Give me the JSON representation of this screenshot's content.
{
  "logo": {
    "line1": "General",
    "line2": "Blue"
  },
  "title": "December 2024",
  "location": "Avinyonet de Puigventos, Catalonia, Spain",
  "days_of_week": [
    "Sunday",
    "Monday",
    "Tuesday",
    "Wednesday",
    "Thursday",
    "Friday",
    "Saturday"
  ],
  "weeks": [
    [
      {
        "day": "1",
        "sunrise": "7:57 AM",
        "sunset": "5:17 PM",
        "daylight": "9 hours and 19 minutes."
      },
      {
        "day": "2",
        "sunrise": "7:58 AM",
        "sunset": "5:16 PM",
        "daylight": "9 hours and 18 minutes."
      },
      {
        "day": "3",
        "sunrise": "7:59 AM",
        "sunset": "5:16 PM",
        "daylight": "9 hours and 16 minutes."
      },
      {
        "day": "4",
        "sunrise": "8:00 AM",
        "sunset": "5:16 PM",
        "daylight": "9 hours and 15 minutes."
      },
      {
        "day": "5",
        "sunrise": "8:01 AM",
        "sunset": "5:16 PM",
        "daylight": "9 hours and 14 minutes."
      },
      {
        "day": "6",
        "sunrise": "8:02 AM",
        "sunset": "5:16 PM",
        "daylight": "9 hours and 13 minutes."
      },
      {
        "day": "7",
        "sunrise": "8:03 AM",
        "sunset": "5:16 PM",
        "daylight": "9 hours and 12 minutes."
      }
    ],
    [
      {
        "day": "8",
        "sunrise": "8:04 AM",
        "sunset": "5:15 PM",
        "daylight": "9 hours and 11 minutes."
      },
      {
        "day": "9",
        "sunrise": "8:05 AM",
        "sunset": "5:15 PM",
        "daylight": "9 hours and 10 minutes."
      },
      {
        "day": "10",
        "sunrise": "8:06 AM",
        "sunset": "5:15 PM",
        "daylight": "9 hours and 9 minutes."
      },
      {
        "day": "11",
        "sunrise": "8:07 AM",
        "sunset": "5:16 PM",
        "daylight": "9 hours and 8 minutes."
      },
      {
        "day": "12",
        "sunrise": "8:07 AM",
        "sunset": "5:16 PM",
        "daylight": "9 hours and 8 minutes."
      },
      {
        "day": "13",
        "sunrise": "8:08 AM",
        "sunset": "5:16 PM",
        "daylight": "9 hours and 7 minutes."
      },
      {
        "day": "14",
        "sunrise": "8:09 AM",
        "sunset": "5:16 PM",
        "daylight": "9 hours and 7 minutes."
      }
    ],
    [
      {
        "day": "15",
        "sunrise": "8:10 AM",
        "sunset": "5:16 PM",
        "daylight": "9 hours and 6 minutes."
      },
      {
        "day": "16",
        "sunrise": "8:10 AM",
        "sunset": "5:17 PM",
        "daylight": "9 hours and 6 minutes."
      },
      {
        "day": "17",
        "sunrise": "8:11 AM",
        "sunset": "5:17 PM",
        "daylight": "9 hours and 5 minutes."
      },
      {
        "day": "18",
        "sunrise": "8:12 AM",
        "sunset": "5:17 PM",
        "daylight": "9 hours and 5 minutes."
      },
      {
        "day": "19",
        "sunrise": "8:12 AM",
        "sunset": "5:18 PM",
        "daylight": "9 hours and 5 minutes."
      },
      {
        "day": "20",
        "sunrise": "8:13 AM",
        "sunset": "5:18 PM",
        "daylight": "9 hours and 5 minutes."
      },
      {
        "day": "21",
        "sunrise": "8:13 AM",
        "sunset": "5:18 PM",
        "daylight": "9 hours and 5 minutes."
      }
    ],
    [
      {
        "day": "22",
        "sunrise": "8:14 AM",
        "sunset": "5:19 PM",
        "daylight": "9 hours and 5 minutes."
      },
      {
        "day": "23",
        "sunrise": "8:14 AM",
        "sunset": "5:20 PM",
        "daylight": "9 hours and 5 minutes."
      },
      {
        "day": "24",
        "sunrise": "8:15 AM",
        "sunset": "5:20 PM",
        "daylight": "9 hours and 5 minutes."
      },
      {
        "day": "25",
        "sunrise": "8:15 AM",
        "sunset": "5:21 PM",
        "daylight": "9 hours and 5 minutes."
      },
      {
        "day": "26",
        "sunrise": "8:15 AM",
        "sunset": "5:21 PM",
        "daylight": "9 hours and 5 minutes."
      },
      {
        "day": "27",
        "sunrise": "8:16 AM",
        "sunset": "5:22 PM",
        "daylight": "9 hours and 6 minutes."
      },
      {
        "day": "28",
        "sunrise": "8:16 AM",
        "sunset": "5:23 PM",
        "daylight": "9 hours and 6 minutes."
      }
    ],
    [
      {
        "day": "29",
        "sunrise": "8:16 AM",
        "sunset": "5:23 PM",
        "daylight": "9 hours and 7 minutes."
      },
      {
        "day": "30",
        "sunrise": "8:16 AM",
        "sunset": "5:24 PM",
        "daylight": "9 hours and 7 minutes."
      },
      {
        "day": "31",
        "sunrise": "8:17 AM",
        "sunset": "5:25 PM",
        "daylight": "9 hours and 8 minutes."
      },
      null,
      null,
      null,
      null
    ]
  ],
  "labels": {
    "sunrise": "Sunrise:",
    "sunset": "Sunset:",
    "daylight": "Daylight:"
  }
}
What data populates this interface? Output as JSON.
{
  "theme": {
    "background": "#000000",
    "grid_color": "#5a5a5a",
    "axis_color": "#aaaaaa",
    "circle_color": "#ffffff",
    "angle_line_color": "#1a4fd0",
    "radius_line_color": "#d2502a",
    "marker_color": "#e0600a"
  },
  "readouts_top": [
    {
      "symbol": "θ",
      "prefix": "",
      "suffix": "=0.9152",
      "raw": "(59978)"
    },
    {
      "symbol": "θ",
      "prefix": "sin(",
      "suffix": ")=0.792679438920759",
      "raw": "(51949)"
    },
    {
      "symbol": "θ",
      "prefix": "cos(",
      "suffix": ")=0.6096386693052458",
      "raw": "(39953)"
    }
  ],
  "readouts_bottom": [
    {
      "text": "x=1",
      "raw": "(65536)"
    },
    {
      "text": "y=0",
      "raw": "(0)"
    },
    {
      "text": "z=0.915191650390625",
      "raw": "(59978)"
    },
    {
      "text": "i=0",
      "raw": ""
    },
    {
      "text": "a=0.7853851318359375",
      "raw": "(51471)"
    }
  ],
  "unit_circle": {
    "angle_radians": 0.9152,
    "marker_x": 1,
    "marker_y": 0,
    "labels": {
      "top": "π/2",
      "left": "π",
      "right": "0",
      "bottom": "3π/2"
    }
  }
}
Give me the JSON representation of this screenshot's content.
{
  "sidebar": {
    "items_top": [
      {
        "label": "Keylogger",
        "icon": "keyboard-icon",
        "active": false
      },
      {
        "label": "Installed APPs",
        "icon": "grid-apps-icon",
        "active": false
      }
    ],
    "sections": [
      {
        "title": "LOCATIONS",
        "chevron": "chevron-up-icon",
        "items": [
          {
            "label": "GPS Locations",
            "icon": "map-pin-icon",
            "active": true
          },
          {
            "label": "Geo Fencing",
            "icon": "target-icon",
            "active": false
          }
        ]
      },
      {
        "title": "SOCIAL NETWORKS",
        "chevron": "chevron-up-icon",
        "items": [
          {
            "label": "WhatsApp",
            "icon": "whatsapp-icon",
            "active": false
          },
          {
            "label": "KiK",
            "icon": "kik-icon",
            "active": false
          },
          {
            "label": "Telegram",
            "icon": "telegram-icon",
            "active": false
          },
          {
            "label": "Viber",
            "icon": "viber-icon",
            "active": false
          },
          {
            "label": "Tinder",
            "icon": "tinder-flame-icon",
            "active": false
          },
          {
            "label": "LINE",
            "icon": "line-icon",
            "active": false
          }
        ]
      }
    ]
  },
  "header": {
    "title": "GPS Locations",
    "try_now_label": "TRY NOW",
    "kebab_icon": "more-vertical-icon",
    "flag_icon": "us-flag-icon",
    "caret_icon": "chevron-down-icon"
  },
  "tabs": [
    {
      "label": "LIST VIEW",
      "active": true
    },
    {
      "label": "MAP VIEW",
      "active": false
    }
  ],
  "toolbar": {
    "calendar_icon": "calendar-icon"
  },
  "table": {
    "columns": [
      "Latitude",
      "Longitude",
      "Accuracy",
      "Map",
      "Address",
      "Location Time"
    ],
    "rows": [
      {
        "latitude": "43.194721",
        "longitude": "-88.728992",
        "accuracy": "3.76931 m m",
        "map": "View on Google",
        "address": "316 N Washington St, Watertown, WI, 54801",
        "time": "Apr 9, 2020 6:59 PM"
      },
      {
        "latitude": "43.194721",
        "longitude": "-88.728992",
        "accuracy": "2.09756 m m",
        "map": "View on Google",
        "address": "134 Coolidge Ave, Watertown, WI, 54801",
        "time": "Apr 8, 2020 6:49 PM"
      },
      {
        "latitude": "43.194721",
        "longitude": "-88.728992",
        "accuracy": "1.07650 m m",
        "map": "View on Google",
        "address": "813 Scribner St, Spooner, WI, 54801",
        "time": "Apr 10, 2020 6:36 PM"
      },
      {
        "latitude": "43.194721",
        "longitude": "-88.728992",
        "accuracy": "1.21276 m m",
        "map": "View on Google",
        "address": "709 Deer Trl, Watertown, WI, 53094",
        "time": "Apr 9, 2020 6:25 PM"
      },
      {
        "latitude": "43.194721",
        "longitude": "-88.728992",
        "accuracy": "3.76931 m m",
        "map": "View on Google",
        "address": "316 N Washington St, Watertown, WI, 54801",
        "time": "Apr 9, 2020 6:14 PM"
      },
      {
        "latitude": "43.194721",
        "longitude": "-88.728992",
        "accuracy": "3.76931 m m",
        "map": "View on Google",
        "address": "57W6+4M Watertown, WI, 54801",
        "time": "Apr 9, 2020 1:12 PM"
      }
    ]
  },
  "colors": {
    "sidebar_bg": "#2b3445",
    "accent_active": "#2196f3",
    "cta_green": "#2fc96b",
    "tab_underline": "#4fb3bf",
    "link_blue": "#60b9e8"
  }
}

• _YOUR GOAL_: Look above for lines with the word "Watertown" and copy them all.

• _THE RESULT_:
        "address": "316 N Washington St, Watertown, WI, 54801",
        "address": "134 Coolidge Ave, Watertown, WI, 54801",
        "address": "709 Deer Trl, Watertown, WI, 53094",
        "address": "316 N Washington St, Watertown, WI, 54801",
        "address": "57W6+4M Watertown, WI, 54801",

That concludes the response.